DIRECTIVE. Pull out every line with the word "Sell".

STORED ROWS.
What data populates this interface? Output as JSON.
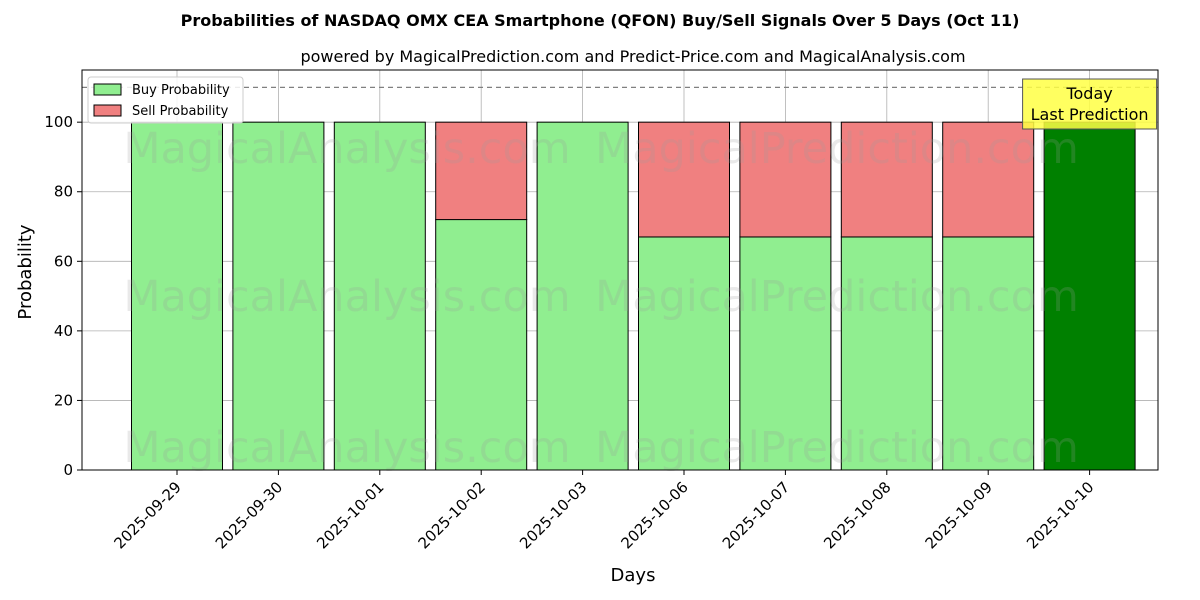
{
  "chart_data": {
    "type": "bar",
    "stacked": true,
    "title": "Probabilities of NASDAQ OMX CEA Smartphone (QFON) Buy/Sell Signals Over 5 Days (Oct 11)",
    "subtitle": "powered by MagicalPrediction.com and Predict-Price.com and MagicalAnalysis.com",
    "xlabel": "Days",
    "ylabel": "Probability",
    "ylim": [
      0,
      115
    ],
    "yticks": [
      0,
      20,
      40,
      60,
      80,
      100
    ],
    "reference_line": 110,
    "grid": true,
    "legend_position": "top-left",
    "categories": [
      "2025-09-29",
      "2025-09-30",
      "2025-10-01",
      "2025-10-02",
      "2025-10-03",
      "2025-10-06",
      "2025-10-07",
      "2025-10-08",
      "2025-10-09",
      "2025-10-10"
    ],
    "series": [
      {
        "name": "Buy Probability",
        "color": "#90ee90",
        "values": [
          100,
          100,
          100,
          72,
          100,
          67,
          67,
          67,
          67,
          100
        ]
      },
      {
        "name": "Sell Probability",
        "color": "#f08080",
        "values": [
          0,
          0,
          0,
          28,
          0,
          33,
          33,
          33,
          33,
          0
        ]
      }
    ],
    "highlight": {
      "index": 9,
      "color": "#008000"
    },
    "annotation": {
      "lines": [
        "Today",
        "Last Prediction"
      ],
      "bg_color": "#ffff44"
    },
    "watermarks": [
      "MagicalAnalysis.com",
      "MagicalPrediction.com"
    ]
  }
}
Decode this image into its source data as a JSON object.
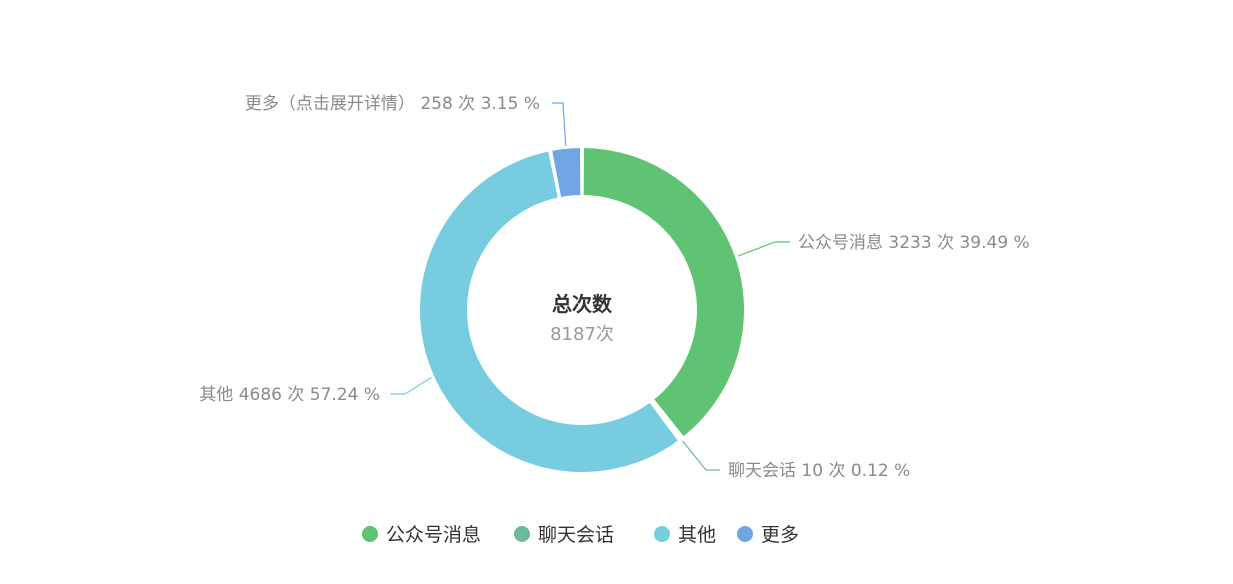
{
  "chart_data": {
    "type": "pie",
    "variant": "donut",
    "center_title": "总次数",
    "center_value": "8187次",
    "total": 8187,
    "unit": "次",
    "slices": [
      {
        "name": "公众号消息",
        "label": "公众号消息",
        "count": 3233,
        "percent": 39.49,
        "color": "#5fc373",
        "label_text": "公众号消息 3233 次 39.49 %"
      },
      {
        "name": "聊天会话",
        "label": "聊天会话",
        "count": 10,
        "percent": 0.12,
        "color": "#6cba9b",
        "label_text": "聊天会话 10 次 0.12 %"
      },
      {
        "name": "其他",
        "label": "其他",
        "count": 4686,
        "percent": 57.24,
        "color": "#77ccdf",
        "label_text": "其他 4686 次 57.24 %"
      },
      {
        "name": "更多",
        "label": "更多（点击展开详情）",
        "count": 258,
        "percent": 3.15,
        "color": "#70a6e3",
        "label_text": "更多（点击展开详情） 258 次 3.15 %"
      }
    ],
    "legend": {
      "position": "bottom",
      "items": [
        "公众号消息",
        "聊天会话",
        "其他",
        "更多"
      ]
    },
    "title": ""
  }
}
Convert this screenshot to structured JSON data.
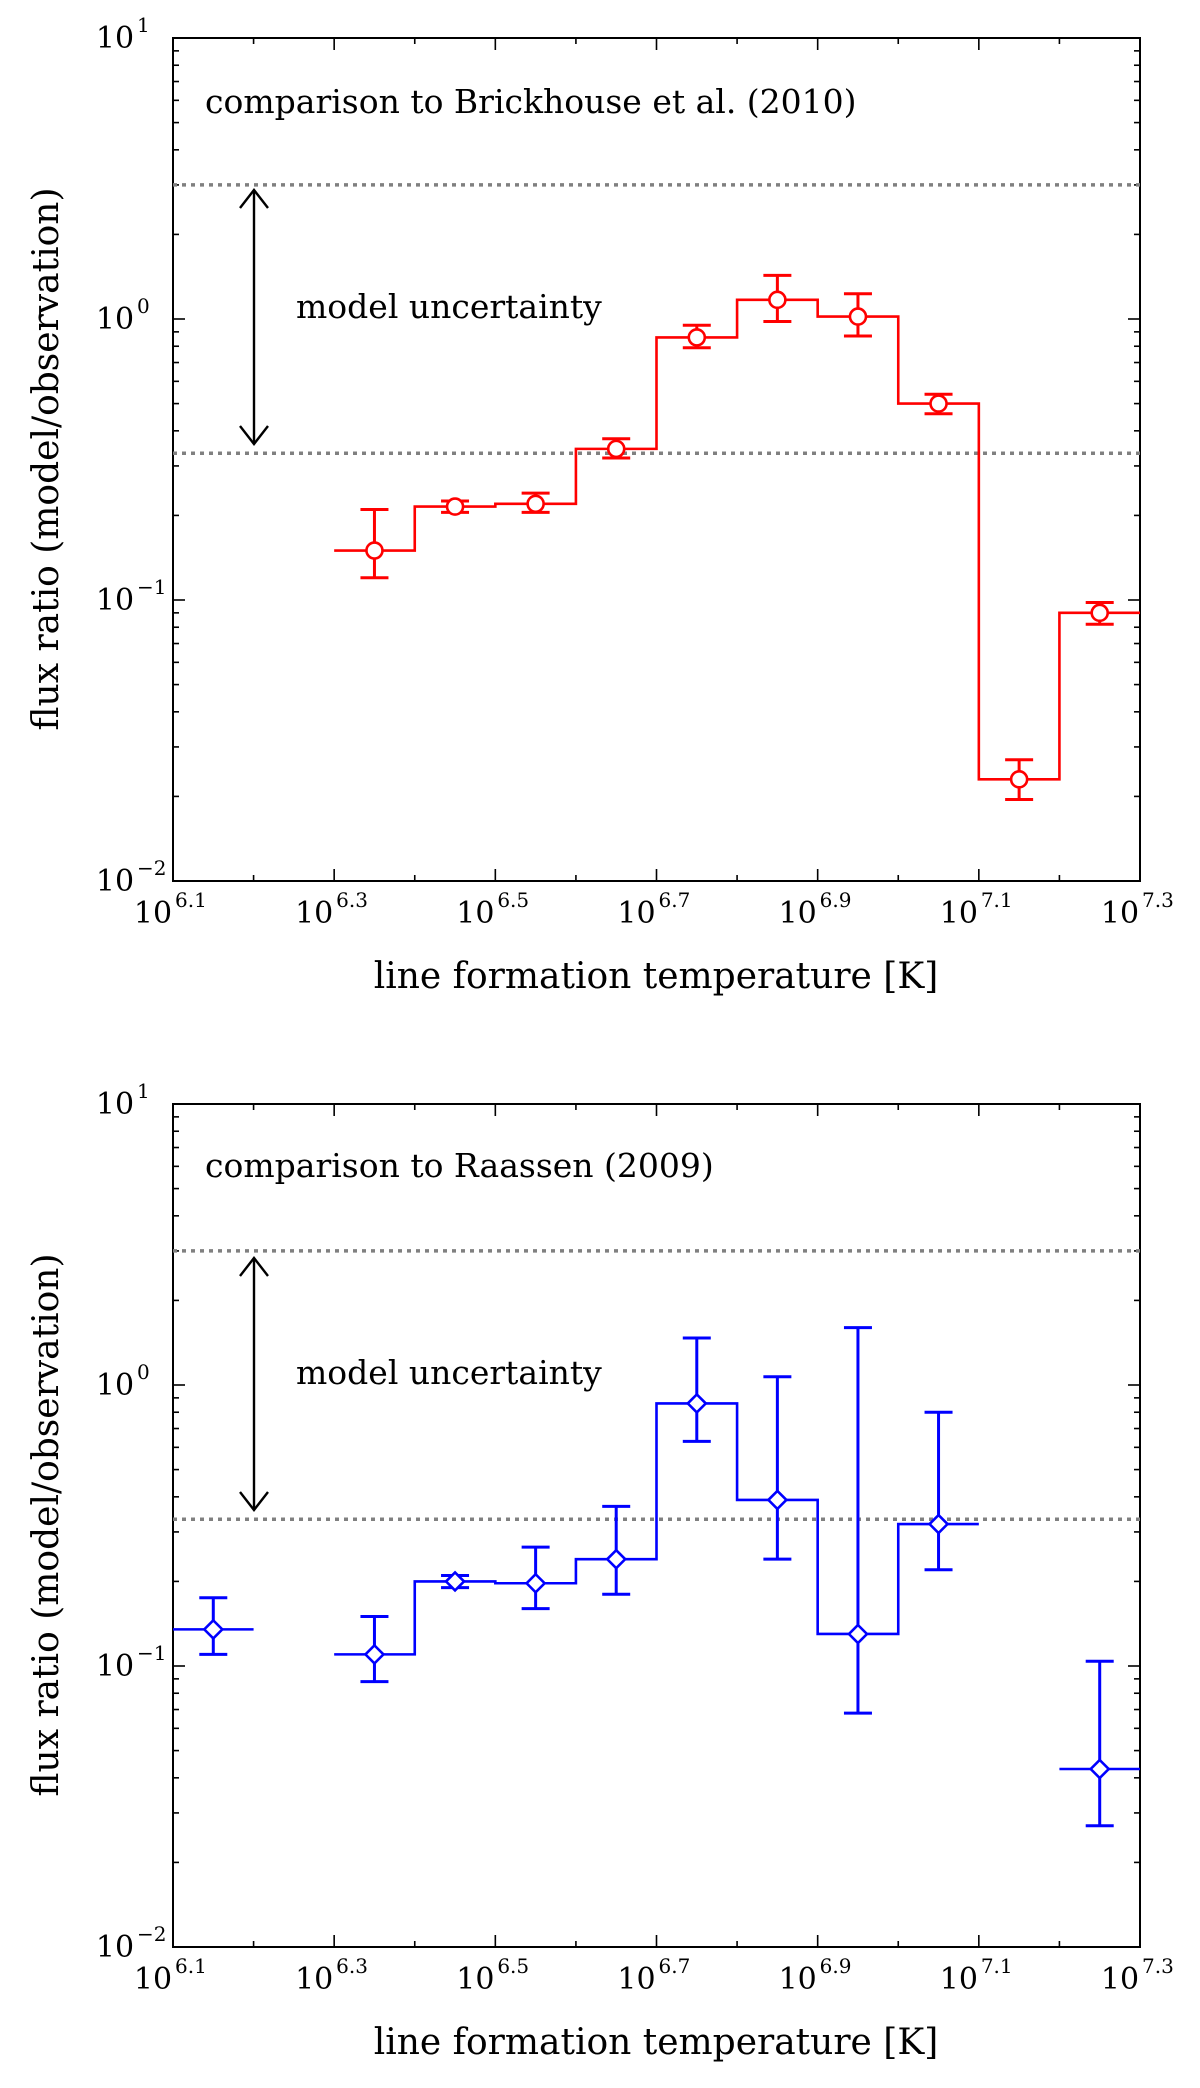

THE ANSWER.
    "title": "Probabilities of NASDAQ OMX CEA Smartphone (QFON) Buy/Sell Signals Over 5 Days (Oct 11)",
        "name": "Sell Probability",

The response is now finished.